(Stored records)
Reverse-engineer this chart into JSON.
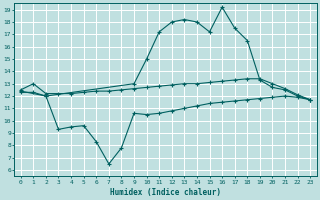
{
  "xlabel": "Humidex (Indice chaleur)",
  "background_color": "#c0e0e0",
  "grid_color": "#ffffff",
  "line_color": "#006060",
  "xlim": [
    -0.5,
    23.5
  ],
  "ylim": [
    5.5,
    19.5
  ],
  "xticks": [
    0,
    1,
    2,
    3,
    4,
    5,
    6,
    7,
    8,
    9,
    10,
    11,
    12,
    13,
    14,
    15,
    16,
    17,
    18,
    19,
    20,
    21,
    22,
    23
  ],
  "yticks": [
    6,
    7,
    8,
    9,
    10,
    11,
    12,
    13,
    14,
    15,
    16,
    17,
    18,
    19
  ],
  "line_flat_x": [
    0,
    1,
    2,
    3,
    4,
    5,
    6,
    7,
    8,
    9,
    10,
    11,
    12,
    13,
    14,
    15,
    16,
    17,
    18,
    19,
    20,
    21,
    22,
    23
  ],
  "line_flat_y": [
    12.5,
    13.0,
    12.2,
    12.2,
    12.2,
    12.3,
    12.4,
    12.4,
    12.5,
    12.6,
    12.7,
    12.8,
    12.9,
    13.0,
    13.0,
    13.1,
    13.2,
    13.3,
    13.4,
    13.4,
    13.0,
    12.6,
    12.1,
    11.7
  ],
  "line_low_x": [
    0,
    1,
    2,
    3,
    4,
    5,
    6,
    7,
    8,
    9,
    10,
    11,
    12,
    13,
    14,
    15,
    16,
    17,
    18,
    19,
    20,
    21,
    22,
    23
  ],
  "line_low_y": [
    12.3,
    12.3,
    12.0,
    9.3,
    9.5,
    9.6,
    8.3,
    6.5,
    7.8,
    10.6,
    10.5,
    10.6,
    10.8,
    11.0,
    11.2,
    11.4,
    11.5,
    11.6,
    11.7,
    11.8,
    11.9,
    12.0,
    11.9,
    11.7
  ],
  "line_high_x": [
    0,
    2,
    9,
    10,
    11,
    12,
    13,
    14,
    15,
    16,
    17,
    18,
    19,
    20,
    21,
    22,
    23
  ],
  "line_high_y": [
    12.4,
    12.0,
    13.0,
    15.0,
    17.2,
    18.0,
    18.2,
    18.0,
    17.2,
    19.2,
    17.5,
    16.5,
    13.3,
    12.7,
    12.5,
    12.0,
    11.7
  ]
}
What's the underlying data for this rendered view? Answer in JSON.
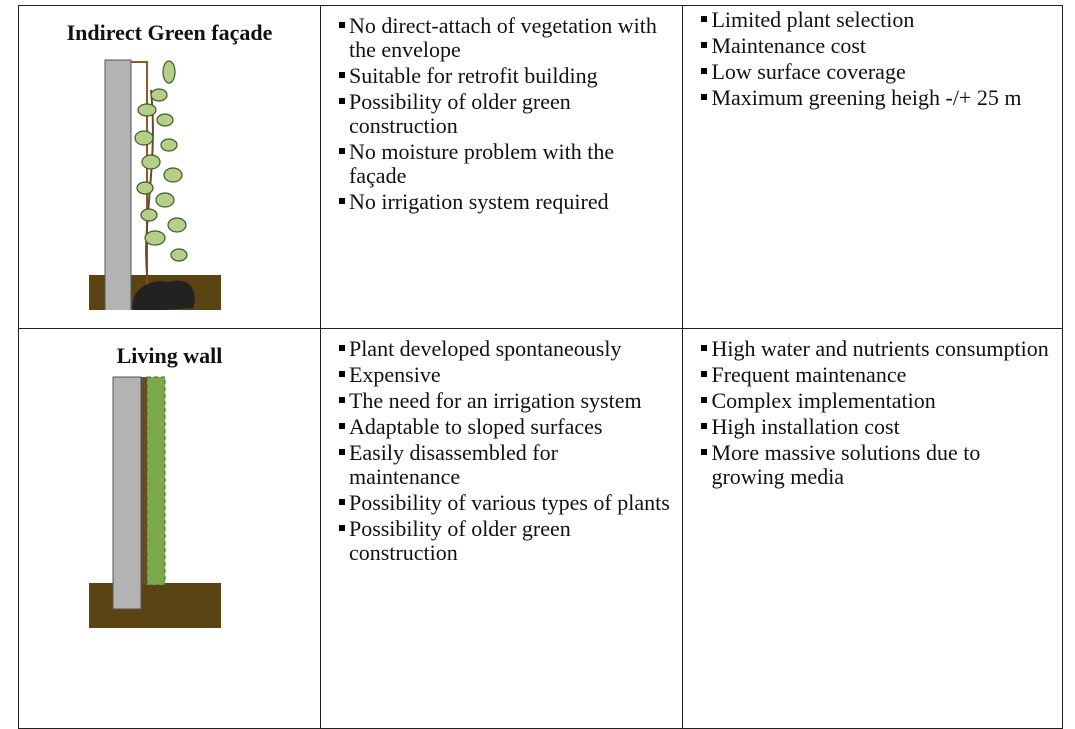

AIM: Locate all lines in the listing above with the word "JSON". Copy them.

WRITTEN RESPONSE:
Reverse-engineer this chart into JSON.
What's the underlying data for this rendered view? Answer in JSON.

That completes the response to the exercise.